● **OBJECTIVE**
Check every line of the entries that follow, and copy the ones containing "this".
•••
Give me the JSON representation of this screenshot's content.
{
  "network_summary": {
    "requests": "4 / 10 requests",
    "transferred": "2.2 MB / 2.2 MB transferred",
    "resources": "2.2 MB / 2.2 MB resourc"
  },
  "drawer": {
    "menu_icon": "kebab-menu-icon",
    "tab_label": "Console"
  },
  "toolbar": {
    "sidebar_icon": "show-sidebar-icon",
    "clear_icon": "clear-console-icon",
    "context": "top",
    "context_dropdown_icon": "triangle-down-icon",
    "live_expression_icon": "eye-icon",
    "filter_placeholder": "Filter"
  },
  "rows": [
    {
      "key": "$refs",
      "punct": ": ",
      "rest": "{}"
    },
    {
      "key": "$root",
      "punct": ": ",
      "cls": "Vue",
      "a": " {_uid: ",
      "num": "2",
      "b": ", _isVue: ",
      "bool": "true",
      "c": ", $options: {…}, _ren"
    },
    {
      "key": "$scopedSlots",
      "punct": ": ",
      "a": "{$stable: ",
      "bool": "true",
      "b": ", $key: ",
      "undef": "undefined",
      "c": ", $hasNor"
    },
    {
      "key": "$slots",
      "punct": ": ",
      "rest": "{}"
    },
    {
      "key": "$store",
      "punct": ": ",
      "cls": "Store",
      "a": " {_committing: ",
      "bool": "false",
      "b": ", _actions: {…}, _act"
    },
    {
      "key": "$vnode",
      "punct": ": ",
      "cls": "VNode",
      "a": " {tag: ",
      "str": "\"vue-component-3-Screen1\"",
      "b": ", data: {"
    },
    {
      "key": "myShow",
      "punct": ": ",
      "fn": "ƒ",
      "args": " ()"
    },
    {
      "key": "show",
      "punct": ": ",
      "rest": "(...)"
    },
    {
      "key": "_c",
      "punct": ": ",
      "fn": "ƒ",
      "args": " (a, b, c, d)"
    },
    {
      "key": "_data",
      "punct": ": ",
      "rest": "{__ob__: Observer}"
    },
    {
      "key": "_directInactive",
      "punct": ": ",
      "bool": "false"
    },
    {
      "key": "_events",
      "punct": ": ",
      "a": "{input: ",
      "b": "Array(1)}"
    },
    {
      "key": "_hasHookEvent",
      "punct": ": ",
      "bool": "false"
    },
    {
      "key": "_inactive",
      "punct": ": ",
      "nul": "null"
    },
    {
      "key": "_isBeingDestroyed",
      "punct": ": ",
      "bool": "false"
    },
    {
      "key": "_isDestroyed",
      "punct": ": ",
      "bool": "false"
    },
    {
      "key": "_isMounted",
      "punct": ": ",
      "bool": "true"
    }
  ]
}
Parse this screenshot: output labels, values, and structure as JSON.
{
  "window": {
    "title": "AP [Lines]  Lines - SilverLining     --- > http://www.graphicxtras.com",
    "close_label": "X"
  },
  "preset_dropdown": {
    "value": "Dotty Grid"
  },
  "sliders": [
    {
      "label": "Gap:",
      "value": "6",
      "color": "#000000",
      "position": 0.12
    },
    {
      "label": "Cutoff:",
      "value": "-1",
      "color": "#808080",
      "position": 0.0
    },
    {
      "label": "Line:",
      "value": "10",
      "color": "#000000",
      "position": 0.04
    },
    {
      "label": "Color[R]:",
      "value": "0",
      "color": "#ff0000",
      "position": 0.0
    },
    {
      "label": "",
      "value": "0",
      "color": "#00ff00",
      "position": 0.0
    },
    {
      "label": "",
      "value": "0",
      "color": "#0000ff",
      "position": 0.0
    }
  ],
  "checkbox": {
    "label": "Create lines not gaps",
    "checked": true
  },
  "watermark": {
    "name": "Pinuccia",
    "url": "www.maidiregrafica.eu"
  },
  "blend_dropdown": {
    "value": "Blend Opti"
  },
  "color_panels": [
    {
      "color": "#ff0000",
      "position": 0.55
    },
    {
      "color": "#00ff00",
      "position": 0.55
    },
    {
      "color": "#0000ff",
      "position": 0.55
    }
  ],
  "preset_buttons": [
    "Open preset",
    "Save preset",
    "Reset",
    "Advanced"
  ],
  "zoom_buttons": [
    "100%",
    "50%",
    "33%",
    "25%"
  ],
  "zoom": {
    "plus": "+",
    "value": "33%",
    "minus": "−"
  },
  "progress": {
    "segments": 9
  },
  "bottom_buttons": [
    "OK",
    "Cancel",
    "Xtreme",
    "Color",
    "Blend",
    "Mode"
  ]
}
•••
● **TASK SOLUTION**
Give me the JSON representation of this screenshot's content.
Parse this screenshot: output labels, values, and structure as JSON.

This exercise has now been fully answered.